— Start of RECORDS PROVIDED —

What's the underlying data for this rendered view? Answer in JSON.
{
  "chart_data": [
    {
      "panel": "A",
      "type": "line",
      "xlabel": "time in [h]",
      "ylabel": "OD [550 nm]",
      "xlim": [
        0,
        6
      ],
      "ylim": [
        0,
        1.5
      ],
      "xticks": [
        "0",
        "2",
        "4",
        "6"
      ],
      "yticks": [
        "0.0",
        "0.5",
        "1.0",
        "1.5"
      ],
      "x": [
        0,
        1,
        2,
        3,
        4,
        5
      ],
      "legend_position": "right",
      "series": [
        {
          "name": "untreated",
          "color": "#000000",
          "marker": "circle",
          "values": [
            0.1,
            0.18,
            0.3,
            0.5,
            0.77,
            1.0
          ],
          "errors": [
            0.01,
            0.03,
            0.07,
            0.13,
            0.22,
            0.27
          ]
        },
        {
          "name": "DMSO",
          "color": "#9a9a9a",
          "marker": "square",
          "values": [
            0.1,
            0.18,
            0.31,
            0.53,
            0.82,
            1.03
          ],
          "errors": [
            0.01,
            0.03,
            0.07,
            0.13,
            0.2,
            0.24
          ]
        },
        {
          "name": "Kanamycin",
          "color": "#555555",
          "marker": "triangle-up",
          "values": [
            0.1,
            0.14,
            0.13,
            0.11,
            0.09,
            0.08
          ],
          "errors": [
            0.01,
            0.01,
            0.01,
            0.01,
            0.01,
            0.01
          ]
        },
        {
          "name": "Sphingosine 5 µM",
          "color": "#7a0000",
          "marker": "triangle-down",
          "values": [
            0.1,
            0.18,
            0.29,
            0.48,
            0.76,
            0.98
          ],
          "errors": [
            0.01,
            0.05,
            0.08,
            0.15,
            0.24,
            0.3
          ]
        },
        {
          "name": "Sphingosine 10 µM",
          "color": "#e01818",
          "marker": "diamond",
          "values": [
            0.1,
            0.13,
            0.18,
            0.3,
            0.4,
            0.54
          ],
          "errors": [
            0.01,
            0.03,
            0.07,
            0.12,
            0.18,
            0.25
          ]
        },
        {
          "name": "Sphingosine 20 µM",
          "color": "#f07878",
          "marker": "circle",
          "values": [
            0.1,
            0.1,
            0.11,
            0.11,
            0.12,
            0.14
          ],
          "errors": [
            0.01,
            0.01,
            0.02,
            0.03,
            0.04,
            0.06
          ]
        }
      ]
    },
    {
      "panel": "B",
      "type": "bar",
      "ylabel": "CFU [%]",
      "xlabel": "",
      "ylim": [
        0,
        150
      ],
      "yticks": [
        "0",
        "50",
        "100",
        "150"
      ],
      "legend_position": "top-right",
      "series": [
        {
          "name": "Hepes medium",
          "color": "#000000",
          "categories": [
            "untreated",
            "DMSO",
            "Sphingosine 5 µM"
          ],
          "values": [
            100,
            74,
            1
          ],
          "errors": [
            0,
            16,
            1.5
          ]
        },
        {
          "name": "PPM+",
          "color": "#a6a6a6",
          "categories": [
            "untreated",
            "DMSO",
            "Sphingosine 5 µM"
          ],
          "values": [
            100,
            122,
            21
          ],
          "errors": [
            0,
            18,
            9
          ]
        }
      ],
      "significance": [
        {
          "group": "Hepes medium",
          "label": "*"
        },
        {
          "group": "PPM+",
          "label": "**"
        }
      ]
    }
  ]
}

— End of RECORDS PROVIDED —

OBJECTIVE:
Extract every line of the records above that contains the word "Hepes".

REPLY TO THE EXERCISE:
          "name": "Hepes medium",
          "group": "Hepes medium",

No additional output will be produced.